— start DATA EXCERPTS —
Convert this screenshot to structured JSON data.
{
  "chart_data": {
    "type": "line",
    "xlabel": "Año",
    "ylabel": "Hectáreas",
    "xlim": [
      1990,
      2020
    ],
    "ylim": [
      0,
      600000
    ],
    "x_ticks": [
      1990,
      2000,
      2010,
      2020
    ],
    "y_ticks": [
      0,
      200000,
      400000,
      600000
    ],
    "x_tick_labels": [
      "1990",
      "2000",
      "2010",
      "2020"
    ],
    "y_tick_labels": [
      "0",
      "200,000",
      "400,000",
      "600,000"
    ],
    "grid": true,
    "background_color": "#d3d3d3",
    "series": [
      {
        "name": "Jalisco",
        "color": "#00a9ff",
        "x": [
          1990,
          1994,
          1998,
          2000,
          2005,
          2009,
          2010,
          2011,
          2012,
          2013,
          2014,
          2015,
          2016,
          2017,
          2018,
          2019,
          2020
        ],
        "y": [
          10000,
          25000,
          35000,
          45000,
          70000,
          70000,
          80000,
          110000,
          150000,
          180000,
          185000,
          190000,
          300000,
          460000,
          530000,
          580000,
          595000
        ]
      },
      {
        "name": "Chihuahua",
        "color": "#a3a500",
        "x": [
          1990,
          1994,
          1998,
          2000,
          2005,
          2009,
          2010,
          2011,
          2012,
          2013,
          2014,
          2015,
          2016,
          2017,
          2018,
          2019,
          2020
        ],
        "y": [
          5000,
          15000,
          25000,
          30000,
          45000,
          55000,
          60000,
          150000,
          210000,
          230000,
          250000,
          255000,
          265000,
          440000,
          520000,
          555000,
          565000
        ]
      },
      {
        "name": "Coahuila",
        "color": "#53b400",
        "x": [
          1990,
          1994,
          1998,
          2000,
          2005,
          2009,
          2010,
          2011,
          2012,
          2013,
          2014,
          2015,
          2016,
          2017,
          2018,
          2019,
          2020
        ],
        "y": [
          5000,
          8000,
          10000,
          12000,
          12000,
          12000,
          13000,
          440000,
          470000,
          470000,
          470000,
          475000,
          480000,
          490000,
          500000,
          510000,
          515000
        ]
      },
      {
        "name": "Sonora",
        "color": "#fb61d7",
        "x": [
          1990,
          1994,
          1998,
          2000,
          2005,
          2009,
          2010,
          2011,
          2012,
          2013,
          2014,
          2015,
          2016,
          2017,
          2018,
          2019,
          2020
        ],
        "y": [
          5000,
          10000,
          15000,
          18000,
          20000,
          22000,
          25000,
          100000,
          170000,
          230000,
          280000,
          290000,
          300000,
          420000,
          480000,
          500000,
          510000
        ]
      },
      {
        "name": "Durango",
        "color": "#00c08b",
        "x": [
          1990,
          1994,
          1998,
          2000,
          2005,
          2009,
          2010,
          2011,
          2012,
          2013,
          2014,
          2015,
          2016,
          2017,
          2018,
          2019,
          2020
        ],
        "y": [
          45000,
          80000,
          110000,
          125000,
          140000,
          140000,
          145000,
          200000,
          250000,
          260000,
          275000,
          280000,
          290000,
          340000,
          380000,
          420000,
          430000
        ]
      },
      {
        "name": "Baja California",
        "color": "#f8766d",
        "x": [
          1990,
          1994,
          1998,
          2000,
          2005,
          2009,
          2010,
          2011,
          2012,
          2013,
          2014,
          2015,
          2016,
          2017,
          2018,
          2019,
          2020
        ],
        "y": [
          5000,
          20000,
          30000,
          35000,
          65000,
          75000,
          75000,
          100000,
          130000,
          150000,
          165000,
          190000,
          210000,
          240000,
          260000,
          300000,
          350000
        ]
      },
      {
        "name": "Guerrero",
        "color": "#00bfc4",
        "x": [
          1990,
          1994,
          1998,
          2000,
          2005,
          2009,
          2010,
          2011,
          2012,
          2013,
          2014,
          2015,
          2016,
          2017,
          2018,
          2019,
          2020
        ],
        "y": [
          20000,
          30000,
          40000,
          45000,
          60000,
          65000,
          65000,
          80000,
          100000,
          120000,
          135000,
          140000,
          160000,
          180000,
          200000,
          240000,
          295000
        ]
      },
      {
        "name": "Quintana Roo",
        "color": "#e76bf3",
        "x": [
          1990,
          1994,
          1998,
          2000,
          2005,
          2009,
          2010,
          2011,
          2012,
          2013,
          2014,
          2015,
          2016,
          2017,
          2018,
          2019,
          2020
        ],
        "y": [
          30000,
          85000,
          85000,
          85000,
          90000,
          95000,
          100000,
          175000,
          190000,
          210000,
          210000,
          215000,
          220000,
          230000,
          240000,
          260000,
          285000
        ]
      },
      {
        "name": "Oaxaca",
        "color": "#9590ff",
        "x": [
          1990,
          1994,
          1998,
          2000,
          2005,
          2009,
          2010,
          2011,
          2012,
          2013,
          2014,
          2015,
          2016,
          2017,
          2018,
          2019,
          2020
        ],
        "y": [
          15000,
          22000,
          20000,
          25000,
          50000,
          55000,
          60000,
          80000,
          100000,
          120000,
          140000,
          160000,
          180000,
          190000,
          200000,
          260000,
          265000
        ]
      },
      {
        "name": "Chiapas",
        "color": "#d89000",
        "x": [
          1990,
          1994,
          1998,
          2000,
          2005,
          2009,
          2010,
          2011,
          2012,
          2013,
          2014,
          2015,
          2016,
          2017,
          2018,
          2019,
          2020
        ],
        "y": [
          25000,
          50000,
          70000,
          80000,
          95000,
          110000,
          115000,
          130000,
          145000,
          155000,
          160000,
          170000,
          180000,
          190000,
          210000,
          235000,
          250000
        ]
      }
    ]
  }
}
— end DATA EXCERPTS —
### SHORT PROBLEM
Every record above should be output exactly.

### FULL RESPONSE
Convert this screenshot to structured JSON data.
{
  "chart_data": {
    "type": "line",
    "xlabel": "Año",
    "ylabel": "Hectáreas",
    "xlim": [
      1990,
      2020
    ],
    "ylim": [
      0,
      600000
    ],
    "x_ticks": [
      1990,
      2000,
      2010,
      2020
    ],
    "y_ticks": [
      0,
      200000,
      400000,
      600000
    ],
    "x_tick_labels": [
      "1990",
      "2000",
      "2010",
      "2020"
    ],
    "y_tick_labels": [
      "0",
      "200,000",
      "400,000",
      "600,000"
    ],
    "grid": true,
    "background_color": "#d3d3d3",
    "series": [
      {
        "name": "Jalisco",
        "color": "#00a9ff",
        "x": [
          1990,
          1994,
          1998,
          2000,
          2005,
          2009,
          2010,
          2011,
          2012,
          2013,
          2014,
          2015,
          2016,
          2017,
          2018,
          2019,
          2020
        ],
        "y": [
          10000,
          25000,
          35000,
          45000,
          70000,
          70000,
          80000,
          110000,
          150000,
          180000,
          185000,
          190000,
          300000,
          460000,
          530000,
          580000,
          595000
        ]
      },
      {
        "name": "Chihuahua",
        "color": "#a3a500",
        "x": [
          1990,
          1994,
          1998,
          2000,
          2005,
          2009,
          2010,
          2011,
          2012,
          2013,
          2014,
          2015,
          2016,
          2017,
          2018,
          2019,
          2020
        ],
        "y": [
          5000,
          15000,
          25000,
          30000,
          45000,
          55000,
          60000,
          150000,
          210000,
          230000,
          250000,
          255000,
          265000,
          440000,
          520000,
          555000,
          565000
        ]
      },
      {
        "name": "Coahuila",
        "color": "#53b400",
        "x": [
          1990,
          1994,
          1998,
          2000,
          2005,
          2009,
          2010,
          2011,
          2012,
          2013,
          2014,
          2015,
          2016,
          2017,
          2018,
          2019,
          2020
        ],
        "y": [
          5000,
          8000,
          10000,
          12000,
          12000,
          12000,
          13000,
          440000,
          470000,
          470000,
          470000,
          475000,
          480000,
          490000,
          500000,
          510000,
          515000
        ]
      },
      {
        "name": "Sonora",
        "color": "#fb61d7",
        "x": [
          1990,
          1994,
          1998,
          2000,
          2005,
          2009,
          2010,
          2011,
          2012,
          2013,
          2014,
          2015,
          2016,
          2017,
          2018,
          2019,
          2020
        ],
        "y": [
          5000,
          10000,
          15000,
          18000,
          20000,
          22000,
          25000,
          100000,
          170000,
          230000,
          280000,
          290000,
          300000,
          420000,
          480000,
          500000,
          510000
        ]
      },
      {
        "name": "Durango",
        "color": "#00c08b",
        "x": [
          1990,
          1994,
          1998,
          2000,
          2005,
          2009,
          2010,
          2011,
          2012,
          2013,
          2014,
          2015,
          2016,
          2017,
          2018,
          2019,
          2020
        ],
        "y": [
          45000,
          80000,
          110000,
          125000,
          140000,
          140000,
          145000,
          200000,
          250000,
          260000,
          275000,
          280000,
          290000,
          340000,
          380000,
          420000,
          430000
        ]
      },
      {
        "name": "Baja California",
        "color": "#f8766d",
        "x": [
          1990,
          1994,
          1998,
          2000,
          2005,
          2009,
          2010,
          2011,
          2012,
          2013,
          2014,
          2015,
          2016,
          2017,
          2018,
          2019,
          2020
        ],
        "y": [
          5000,
          20000,
          30000,
          35000,
          65000,
          75000,
          75000,
          100000,
          130000,
          150000,
          165000,
          190000,
          210000,
          240000,
          260000,
          300000,
          350000
        ]
      },
      {
        "name": "Guerrero",
        "color": "#00bfc4",
        "x": [
          1990,
          1994,
          1998,
          2000,
          2005,
          2009,
          2010,
          2011,
          2012,
          2013,
          2014,
          2015,
          2016,
          2017,
          2018,
          2019,
          2020
        ],
        "y": [
          20000,
          30000,
          40000,
          45000,
          60000,
          65000,
          65000,
          80000,
          100000,
          120000,
          135000,
          140000,
          160000,
          180000,
          200000,
          240000,
          295000
        ]
      },
      {
        "name": "Quintana Roo",
        "color": "#e76bf3",
        "x": [
          1990,
          1994,
          1998,
          2000,
          2005,
          2009,
          2010,
          2011,
          2012,
          2013,
          2014,
          2015,
          2016,
          2017,
          2018,
          2019,
          2020
        ],
        "y": [
          30000,
          85000,
          85000,
          85000,
          90000,
          95000,
          100000,
          175000,
          190000,
          210000,
          210000,
          215000,
          220000,
          230000,
          240000,
          260000,
          285000
        ]
      },
      {
        "name": "Oaxaca",
        "color": "#9590ff",
        "x": [
          1990,
          1994,
          1998,
          2000,
          2005,
          2009,
          2010,
          2011,
          2012,
          2013,
          2014,
          2015,
          2016,
          2017,
          2018,
          2019,
          2020
        ],
        "y": [
          15000,
          22000,
          20000,
          25000,
          50000,
          55000,
          60000,
          80000,
          100000,
          120000,
          140000,
          160000,
          180000,
          190000,
          200000,
          260000,
          265000
        ]
      },
      {
        "name": "Chiapas",
        "color": "#d89000",
        "x": [
          1990,
          1994,
          1998,
          2000,
          2005,
          2009,
          2010,
          2011,
          2012,
          2013,
          2014,
          2015,
          2016,
          2017,
          2018,
          2019,
          2020
        ],
        "y": [
          25000,
          50000,
          70000,
          80000,
          95000,
          110000,
          115000,
          130000,
          145000,
          155000,
          160000,
          170000,
          180000,
          190000,
          210000,
          235000,
          250000
        ]
      }
    ]
  }
}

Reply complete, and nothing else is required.